— START OF RECORDED DATA —

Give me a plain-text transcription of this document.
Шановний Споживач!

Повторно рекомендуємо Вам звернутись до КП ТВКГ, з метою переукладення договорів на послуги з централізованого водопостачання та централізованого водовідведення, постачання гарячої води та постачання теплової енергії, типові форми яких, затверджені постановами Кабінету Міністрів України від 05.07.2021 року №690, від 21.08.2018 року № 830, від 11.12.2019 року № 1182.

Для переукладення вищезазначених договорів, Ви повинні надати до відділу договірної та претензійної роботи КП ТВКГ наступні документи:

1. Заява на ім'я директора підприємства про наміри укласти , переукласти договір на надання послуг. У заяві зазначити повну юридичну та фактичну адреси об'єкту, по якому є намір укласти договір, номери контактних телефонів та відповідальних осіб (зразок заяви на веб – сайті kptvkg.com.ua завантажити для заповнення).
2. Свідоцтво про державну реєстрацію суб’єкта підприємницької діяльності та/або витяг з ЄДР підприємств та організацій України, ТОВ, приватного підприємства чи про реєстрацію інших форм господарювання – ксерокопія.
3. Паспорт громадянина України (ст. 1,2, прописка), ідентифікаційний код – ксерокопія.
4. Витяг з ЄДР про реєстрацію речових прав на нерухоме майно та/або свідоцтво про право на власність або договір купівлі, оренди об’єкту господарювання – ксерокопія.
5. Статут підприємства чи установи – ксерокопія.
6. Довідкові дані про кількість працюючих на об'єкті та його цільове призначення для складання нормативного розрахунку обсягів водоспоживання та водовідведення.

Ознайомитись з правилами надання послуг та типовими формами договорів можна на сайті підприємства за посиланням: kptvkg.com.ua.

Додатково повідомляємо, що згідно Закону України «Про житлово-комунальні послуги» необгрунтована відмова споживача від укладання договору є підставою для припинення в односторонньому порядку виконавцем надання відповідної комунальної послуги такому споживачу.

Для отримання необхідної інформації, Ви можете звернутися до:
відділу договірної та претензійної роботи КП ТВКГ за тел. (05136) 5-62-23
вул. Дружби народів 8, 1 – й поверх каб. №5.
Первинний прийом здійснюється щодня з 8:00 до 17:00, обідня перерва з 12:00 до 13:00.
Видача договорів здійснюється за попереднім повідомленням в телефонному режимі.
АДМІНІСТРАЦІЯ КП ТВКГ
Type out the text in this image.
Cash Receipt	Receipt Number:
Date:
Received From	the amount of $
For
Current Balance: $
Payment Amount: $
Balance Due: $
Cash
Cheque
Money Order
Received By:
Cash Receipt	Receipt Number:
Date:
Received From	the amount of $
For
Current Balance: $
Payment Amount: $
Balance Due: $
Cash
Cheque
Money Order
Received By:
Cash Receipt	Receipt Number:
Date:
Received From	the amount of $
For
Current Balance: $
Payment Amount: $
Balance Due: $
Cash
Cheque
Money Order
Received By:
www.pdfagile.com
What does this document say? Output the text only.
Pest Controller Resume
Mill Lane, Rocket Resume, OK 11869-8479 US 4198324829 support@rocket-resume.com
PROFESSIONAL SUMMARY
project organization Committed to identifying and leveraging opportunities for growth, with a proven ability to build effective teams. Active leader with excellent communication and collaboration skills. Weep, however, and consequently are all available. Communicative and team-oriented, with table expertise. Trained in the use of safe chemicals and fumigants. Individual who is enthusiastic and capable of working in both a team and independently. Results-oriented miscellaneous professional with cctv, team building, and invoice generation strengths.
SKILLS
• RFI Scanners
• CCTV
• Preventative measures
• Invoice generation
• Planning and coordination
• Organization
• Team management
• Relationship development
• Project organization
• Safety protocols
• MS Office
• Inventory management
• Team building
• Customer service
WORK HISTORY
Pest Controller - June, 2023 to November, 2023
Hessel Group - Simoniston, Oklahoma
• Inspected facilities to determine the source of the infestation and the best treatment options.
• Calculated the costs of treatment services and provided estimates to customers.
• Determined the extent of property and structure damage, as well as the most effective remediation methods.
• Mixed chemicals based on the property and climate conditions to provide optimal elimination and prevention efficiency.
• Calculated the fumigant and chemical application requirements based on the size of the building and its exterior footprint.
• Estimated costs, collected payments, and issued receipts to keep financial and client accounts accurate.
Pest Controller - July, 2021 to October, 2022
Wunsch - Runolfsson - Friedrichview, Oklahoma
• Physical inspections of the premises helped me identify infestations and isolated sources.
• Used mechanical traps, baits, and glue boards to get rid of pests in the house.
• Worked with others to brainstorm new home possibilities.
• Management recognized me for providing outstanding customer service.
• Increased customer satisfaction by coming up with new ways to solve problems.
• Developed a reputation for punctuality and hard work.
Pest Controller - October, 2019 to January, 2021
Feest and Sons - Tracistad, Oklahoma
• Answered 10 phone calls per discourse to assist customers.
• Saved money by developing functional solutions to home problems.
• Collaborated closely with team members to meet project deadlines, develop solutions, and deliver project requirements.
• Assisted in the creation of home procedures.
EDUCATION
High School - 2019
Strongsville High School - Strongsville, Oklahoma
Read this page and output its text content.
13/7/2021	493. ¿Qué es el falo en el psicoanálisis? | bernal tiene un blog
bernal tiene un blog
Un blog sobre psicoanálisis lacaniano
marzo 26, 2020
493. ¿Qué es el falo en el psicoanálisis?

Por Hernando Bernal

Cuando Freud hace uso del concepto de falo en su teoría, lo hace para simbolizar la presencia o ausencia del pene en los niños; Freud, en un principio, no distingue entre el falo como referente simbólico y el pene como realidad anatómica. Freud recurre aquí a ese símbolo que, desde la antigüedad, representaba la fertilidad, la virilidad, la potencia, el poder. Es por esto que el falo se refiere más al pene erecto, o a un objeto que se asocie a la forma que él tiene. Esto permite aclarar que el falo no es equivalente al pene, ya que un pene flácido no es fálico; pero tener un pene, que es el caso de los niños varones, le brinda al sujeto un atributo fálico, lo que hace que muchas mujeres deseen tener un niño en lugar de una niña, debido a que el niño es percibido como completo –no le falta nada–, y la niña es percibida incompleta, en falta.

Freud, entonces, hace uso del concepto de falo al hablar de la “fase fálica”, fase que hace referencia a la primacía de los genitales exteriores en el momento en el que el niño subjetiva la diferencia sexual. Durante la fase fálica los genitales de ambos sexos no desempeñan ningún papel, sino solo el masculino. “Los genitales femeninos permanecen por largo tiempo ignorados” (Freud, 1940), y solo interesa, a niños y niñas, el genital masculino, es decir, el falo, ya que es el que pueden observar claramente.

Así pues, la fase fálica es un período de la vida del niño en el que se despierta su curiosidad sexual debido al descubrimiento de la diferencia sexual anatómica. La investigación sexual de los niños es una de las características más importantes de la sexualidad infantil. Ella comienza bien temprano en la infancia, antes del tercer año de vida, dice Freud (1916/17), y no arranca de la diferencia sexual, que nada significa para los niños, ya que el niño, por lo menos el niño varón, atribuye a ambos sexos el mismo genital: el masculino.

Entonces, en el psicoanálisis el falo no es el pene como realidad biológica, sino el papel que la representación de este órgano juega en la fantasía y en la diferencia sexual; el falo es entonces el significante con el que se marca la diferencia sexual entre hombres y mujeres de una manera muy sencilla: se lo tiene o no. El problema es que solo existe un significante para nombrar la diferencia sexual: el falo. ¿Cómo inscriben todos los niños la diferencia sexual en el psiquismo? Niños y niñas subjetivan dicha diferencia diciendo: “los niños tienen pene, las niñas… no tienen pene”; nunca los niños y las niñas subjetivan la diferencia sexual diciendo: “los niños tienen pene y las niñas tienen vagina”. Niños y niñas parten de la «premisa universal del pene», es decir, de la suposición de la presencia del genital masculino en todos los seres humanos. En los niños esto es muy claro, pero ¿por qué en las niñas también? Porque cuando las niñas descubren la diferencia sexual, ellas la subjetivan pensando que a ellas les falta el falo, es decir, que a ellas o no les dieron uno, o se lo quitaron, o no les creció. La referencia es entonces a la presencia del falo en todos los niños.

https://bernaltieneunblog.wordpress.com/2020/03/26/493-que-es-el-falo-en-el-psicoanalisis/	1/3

— END OF RECORDED DATA —

YOUR GOAL: Find the word "concepto" in the entries, and copy every line it shows up in.

SOLUTION TO THIS PROBLEM:
Cuando Freud hace uso del concepto de falo en su teoría, lo hace para simbolizar la presencia o ausencia del pene en los niños; Freud, en un principio, no distingue entre el falo como referente simbólico y el pene como realidad anatómica. Freud recurre aquí a ese símbolo que, desde la antigüedad, representaba la fertilidad, la virilidad, la potencia, el poder. Es por esto que el falo se refiere más al pene erecto, o a un objeto que se asocie a la forma que él tiene. Esto permite aclarar que el falo no es equivalente al pene, ya que un pene flácido no es fálico; pero tener un pene, que es el caso de los niños varones, le brinda al sujeto un atributo fálico, lo que hace que muchas mujeres deseen tener un niño en lugar de una niña, debido a que el niño es percibido como completo –no le falta nada–, y la niña es percibida incompleta, en falta.
Freud, entonces, hace uso del concepto de falo al hablar de la “fase fálica”, fase que hace referencia a la primacía de los genitales exteriores en el momento en el que el niño subjetiva la diferencia sexual. Durante la fase fálica los genitales de ambos sexos no desempeñan ningún papel, sino solo el masculino. “Los genitales femeninos permanecen por largo tiempo ignorados” (Freud, 1940), y solo interesa, a niños y niñas, el genital masculino, es decir, el falo, ya que es el que pueden observar claramente.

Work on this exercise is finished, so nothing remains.